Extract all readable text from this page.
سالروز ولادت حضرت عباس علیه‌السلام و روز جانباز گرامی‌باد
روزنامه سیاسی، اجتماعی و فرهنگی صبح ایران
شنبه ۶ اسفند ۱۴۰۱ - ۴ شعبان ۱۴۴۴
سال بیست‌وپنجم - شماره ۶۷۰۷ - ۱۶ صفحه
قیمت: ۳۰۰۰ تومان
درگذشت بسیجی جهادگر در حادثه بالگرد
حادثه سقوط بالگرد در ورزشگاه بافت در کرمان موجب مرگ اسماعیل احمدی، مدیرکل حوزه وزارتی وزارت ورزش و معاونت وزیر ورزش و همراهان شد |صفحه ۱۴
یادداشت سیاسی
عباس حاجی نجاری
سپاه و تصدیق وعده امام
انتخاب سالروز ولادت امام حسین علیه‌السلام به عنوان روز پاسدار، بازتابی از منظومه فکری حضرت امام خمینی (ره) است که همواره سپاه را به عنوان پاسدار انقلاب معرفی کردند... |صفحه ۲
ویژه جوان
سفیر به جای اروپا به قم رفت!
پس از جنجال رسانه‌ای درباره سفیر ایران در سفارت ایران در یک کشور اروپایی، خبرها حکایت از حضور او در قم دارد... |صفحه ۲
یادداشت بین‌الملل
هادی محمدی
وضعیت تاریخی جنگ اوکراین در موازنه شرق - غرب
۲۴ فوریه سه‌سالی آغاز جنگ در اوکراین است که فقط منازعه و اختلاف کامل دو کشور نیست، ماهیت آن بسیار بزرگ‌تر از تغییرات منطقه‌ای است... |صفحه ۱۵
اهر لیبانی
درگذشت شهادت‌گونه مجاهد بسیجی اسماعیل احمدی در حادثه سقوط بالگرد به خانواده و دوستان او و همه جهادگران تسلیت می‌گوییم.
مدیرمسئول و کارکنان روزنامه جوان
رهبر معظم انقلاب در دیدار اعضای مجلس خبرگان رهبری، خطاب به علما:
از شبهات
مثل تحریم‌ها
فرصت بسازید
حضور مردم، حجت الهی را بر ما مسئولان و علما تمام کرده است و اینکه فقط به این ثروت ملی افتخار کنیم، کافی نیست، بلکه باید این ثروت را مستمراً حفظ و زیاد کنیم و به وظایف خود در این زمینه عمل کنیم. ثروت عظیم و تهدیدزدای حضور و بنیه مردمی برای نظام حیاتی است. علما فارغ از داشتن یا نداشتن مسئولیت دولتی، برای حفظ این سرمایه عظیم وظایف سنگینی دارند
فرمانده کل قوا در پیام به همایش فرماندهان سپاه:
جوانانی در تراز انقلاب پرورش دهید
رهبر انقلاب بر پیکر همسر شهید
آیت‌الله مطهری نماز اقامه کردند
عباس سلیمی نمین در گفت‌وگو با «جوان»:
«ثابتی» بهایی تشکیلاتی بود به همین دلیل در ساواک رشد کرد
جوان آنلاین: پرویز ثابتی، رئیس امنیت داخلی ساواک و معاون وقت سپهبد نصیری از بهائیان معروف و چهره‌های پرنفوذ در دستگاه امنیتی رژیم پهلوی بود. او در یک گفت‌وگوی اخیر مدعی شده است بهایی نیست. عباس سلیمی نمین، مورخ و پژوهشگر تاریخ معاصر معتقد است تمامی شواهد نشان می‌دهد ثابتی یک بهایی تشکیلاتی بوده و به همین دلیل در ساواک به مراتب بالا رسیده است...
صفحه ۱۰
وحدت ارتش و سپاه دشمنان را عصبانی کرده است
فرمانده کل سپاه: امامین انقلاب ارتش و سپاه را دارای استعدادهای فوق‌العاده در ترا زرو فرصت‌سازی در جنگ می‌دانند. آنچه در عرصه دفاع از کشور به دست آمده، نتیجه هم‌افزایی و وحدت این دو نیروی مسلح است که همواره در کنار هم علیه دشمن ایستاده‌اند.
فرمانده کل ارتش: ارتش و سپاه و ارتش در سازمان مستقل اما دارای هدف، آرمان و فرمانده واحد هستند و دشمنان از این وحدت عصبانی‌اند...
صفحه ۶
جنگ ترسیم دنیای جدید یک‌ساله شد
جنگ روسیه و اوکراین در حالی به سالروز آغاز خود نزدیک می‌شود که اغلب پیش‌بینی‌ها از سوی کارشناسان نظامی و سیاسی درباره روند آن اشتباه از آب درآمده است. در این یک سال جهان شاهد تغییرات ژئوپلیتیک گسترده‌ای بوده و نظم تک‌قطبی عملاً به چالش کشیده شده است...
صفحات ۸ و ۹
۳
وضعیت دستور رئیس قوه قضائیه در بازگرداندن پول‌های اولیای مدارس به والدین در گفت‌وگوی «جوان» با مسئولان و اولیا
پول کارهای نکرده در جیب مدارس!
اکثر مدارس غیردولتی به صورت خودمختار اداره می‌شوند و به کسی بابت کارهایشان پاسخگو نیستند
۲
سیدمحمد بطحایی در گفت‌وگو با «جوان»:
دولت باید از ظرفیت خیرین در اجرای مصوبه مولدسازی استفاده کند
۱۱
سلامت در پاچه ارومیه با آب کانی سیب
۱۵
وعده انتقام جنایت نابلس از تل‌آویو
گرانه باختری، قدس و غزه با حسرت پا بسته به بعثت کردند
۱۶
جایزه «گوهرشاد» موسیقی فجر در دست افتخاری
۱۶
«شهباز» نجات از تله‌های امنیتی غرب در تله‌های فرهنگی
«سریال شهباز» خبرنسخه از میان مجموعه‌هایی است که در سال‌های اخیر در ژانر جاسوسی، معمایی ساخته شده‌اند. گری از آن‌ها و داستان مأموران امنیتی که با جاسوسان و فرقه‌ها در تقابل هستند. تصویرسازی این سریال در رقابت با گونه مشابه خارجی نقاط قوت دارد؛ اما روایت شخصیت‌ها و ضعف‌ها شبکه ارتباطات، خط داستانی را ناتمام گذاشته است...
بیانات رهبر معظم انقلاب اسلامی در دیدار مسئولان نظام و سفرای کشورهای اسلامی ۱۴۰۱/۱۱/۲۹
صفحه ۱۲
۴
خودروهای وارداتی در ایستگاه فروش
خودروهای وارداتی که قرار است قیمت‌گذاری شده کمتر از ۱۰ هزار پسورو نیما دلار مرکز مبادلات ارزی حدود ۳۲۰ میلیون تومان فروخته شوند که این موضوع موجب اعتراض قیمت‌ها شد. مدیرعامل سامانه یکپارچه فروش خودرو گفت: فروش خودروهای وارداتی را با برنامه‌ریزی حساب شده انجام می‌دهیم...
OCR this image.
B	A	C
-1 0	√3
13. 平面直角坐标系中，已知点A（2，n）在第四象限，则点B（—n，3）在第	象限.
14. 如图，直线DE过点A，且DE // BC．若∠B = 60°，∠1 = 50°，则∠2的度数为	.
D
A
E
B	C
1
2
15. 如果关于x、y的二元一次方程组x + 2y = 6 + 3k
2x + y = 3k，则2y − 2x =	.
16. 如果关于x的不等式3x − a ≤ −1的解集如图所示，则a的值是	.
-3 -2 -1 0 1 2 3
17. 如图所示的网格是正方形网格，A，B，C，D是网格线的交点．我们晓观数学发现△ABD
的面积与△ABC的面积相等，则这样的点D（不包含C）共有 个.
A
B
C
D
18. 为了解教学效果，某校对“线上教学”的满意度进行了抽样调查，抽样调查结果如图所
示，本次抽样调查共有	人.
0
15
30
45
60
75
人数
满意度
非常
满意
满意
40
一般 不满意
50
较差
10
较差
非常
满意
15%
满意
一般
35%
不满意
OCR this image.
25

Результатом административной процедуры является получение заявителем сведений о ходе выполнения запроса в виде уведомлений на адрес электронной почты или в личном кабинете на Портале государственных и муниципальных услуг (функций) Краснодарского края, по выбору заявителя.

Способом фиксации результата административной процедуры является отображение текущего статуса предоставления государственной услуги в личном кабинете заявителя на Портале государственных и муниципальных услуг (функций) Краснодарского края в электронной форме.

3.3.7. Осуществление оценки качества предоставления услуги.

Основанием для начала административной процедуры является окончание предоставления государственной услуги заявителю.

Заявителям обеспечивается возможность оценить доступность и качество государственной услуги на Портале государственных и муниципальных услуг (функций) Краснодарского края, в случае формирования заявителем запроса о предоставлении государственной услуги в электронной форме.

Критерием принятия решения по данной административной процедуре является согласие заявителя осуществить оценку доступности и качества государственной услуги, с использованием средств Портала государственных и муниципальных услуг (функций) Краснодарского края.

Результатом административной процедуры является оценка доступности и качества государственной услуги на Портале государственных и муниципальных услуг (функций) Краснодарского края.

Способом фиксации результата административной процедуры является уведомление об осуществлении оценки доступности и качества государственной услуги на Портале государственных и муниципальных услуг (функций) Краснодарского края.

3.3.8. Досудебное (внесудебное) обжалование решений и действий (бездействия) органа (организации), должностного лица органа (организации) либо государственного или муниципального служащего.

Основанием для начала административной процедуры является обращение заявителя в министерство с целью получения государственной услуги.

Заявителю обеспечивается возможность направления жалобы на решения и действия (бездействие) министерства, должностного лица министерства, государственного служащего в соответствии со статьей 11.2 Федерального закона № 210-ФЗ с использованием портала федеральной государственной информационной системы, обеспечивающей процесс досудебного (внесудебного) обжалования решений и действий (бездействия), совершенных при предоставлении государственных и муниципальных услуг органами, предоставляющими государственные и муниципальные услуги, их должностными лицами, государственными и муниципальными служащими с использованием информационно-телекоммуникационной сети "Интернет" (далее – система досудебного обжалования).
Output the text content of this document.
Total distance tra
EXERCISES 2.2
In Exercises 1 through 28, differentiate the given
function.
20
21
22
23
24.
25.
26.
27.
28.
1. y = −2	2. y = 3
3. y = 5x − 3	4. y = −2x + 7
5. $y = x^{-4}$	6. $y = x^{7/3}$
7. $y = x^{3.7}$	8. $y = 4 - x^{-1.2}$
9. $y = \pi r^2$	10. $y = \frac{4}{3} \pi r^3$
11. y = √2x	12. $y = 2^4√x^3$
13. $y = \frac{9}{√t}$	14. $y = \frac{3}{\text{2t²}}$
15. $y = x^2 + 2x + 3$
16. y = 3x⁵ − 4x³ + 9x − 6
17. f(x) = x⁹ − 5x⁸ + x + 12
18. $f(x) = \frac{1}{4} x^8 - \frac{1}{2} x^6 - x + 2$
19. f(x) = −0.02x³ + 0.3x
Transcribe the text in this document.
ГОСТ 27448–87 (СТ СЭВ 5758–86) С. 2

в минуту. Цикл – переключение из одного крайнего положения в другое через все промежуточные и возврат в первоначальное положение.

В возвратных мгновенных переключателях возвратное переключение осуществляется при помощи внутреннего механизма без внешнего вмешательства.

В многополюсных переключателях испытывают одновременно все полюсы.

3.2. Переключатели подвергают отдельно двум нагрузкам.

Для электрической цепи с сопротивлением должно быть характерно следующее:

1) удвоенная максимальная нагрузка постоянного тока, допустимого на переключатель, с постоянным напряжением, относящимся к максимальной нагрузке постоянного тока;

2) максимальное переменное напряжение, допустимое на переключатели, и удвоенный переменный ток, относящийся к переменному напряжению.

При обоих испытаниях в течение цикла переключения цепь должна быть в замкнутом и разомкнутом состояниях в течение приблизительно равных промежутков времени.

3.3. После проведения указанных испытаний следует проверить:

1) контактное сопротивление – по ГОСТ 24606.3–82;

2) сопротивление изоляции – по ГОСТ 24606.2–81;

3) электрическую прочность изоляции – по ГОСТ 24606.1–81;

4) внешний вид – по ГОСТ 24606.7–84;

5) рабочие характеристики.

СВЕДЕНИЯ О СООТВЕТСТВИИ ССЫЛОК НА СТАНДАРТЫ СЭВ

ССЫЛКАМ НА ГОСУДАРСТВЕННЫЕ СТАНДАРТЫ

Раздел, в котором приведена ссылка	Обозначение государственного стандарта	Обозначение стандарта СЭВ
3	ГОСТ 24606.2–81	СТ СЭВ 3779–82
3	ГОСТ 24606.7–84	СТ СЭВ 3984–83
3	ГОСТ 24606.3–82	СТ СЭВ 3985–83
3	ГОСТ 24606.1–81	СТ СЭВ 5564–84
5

--

> _Exercise_:
Show every line from the entries above in which "بوده" appears.

> _Reply_:
جوان آنلاین: پرویز ثابتی، رئیس امنیت داخلی ساواک و معاون وقت سپهبد نصیری از بهائیان معروف و چهره‌های پرنفوذ در دستگاه امنیتی رژیم پهلوی بود. او در یک گفت‌وگوی اخیر مدعی شده است بهایی نیست. عباس سلیمی نمین، مورخ و پژوهشگر تاریخ معاصر معتقد است تمامی شواهد نشان می‌دهد ثابتی یک بهایی تشکیلاتی بوده و به همین دلیل در ساواک به مراتب بالا رسیده است...
جنگ روسیه و اوکراین در حالی به سالروز آغاز خود نزدیک می‌شود که اغلب پیش‌بینی‌ها از سوی کارشناسان نظامی و سیاسی درباره روند آن اشتباه از آب درآمده است. در این یک سال جهان شاهد تغییرات ژئوپلیتیک گسترده‌ای بوده و نظم تک‌قطبی عملاً به چالش کشیده شده است...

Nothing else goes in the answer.